■ **WHAT THIS TASK INVOLVES**: From the listing below, extract each line containing the string "کامل".

--- START ---

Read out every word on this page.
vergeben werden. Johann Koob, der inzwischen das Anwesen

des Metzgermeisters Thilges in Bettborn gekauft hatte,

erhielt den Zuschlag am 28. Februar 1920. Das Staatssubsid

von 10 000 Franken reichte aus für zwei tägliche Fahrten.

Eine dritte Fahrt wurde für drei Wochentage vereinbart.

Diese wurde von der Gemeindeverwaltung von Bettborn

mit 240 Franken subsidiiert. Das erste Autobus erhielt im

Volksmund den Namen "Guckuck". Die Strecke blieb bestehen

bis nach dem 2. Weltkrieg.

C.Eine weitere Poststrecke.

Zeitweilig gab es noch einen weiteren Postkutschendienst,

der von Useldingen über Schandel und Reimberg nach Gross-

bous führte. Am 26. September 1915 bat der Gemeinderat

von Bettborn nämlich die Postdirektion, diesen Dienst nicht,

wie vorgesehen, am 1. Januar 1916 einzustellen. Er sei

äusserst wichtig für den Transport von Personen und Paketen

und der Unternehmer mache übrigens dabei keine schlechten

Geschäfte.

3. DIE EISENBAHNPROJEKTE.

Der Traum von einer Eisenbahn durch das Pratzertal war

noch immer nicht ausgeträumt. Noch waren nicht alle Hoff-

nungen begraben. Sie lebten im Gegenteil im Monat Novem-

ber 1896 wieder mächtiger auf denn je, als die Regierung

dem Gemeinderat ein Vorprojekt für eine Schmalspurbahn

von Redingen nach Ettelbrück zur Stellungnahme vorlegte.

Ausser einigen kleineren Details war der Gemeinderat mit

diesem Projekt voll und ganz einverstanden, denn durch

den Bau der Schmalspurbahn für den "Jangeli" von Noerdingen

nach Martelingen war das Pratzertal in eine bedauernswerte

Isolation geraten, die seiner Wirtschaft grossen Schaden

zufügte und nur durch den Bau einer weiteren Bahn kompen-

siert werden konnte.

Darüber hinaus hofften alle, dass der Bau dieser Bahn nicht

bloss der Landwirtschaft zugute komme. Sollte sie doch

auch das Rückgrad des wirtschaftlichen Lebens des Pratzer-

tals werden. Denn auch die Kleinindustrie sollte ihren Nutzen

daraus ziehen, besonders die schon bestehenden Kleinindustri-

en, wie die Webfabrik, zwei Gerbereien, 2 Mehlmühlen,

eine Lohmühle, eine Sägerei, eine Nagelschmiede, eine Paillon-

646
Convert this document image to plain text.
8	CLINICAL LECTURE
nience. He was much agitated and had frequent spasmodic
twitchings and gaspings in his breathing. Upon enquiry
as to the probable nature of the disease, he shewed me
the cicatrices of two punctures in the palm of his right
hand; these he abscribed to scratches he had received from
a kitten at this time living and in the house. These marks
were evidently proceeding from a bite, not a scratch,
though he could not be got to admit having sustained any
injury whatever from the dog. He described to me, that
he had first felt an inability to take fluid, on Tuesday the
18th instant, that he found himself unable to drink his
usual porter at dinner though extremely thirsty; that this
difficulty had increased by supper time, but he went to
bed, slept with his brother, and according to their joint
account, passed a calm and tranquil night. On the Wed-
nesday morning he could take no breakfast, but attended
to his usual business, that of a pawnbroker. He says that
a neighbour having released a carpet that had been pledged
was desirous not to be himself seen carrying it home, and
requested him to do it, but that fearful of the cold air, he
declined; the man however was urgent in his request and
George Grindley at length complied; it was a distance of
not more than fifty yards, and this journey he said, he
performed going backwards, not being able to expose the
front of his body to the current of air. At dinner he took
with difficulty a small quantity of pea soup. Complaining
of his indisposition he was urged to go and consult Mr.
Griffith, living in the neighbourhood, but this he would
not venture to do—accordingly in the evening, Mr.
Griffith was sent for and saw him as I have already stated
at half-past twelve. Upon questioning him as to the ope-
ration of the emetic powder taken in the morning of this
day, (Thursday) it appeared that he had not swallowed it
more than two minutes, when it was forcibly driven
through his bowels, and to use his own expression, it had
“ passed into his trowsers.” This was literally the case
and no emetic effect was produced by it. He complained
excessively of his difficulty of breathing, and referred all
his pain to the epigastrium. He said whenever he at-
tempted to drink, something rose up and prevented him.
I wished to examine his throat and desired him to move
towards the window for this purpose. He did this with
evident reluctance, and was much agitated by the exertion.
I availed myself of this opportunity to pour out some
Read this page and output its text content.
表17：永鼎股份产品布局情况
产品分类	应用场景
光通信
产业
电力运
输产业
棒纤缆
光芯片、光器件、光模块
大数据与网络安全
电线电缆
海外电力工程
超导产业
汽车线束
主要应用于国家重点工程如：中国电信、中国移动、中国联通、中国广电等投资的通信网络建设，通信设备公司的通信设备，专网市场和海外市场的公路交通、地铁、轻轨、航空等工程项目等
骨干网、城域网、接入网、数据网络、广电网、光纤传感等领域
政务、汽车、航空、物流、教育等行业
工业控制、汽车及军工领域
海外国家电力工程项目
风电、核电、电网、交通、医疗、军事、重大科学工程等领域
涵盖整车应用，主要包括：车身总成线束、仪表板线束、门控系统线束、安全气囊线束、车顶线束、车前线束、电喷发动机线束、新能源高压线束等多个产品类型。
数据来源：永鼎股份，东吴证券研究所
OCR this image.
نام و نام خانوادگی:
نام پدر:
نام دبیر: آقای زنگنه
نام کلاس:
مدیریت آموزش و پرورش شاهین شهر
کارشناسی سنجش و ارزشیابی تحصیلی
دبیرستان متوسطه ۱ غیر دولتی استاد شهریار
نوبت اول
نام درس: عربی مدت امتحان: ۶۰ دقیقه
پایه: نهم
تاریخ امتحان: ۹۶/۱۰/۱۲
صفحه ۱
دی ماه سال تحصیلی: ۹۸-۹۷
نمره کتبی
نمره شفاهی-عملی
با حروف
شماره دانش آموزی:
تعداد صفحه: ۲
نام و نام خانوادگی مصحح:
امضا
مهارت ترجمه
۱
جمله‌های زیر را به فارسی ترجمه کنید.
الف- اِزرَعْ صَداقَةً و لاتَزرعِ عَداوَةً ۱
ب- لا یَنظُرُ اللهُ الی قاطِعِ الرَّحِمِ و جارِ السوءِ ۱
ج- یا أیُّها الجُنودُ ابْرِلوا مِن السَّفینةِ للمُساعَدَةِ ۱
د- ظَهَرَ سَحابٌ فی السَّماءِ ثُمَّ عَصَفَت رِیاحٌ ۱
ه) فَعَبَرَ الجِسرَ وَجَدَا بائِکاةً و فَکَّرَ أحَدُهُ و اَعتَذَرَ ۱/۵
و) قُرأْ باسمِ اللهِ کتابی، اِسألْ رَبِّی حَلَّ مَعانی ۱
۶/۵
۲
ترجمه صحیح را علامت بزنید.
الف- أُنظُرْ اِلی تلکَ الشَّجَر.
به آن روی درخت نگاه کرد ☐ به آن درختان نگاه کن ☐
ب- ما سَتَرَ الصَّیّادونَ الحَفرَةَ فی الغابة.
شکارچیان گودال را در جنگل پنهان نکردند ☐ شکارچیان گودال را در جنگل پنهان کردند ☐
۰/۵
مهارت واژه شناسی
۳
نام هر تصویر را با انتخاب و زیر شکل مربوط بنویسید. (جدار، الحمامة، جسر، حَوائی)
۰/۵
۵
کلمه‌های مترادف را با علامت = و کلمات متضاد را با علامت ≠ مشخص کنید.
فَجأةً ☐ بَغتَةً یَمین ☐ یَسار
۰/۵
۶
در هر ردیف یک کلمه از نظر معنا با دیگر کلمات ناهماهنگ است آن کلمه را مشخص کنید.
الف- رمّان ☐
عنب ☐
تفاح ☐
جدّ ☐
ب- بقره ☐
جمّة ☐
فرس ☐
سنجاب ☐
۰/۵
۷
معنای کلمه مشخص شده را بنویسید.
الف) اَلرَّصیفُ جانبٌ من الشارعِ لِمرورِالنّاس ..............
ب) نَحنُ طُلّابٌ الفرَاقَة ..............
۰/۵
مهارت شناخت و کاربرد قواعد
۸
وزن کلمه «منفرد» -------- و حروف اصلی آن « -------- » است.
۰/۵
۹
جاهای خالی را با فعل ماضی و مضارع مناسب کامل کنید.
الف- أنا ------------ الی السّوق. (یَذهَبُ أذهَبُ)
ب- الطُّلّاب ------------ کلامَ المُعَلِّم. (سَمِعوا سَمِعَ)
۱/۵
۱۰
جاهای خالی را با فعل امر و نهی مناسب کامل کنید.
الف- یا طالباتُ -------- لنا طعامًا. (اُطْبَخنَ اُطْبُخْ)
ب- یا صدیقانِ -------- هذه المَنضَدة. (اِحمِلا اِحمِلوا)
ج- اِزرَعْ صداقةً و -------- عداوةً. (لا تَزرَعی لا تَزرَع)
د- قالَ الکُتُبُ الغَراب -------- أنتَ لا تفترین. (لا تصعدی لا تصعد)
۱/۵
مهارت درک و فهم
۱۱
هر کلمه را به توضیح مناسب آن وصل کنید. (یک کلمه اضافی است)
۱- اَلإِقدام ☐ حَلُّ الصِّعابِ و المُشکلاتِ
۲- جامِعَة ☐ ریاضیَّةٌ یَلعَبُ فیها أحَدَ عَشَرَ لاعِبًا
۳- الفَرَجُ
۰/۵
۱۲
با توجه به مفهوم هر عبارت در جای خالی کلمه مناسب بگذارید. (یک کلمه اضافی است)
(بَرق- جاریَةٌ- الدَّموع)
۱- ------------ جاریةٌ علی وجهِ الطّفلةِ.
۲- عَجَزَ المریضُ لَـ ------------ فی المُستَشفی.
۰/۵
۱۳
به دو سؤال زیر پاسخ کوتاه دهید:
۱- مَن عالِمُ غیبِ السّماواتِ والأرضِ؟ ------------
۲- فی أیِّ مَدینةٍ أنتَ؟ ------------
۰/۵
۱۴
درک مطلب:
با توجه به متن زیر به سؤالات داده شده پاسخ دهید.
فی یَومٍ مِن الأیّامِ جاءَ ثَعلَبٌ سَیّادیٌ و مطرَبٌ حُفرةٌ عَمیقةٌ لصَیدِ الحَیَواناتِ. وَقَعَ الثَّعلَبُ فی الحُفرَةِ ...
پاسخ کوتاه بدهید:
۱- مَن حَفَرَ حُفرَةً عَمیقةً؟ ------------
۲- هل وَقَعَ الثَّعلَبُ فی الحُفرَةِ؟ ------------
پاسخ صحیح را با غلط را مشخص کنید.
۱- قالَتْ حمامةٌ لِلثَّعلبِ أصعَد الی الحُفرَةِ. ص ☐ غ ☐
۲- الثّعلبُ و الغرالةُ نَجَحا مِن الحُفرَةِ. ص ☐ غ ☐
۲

--- END ---

■ **CORRECT ANSWER**:
جاهای خالی را با فعل ماضی و مضارع مناسب کامل کنید.
جاهای خالی را با فعل امر و نهی مناسب کامل کنید.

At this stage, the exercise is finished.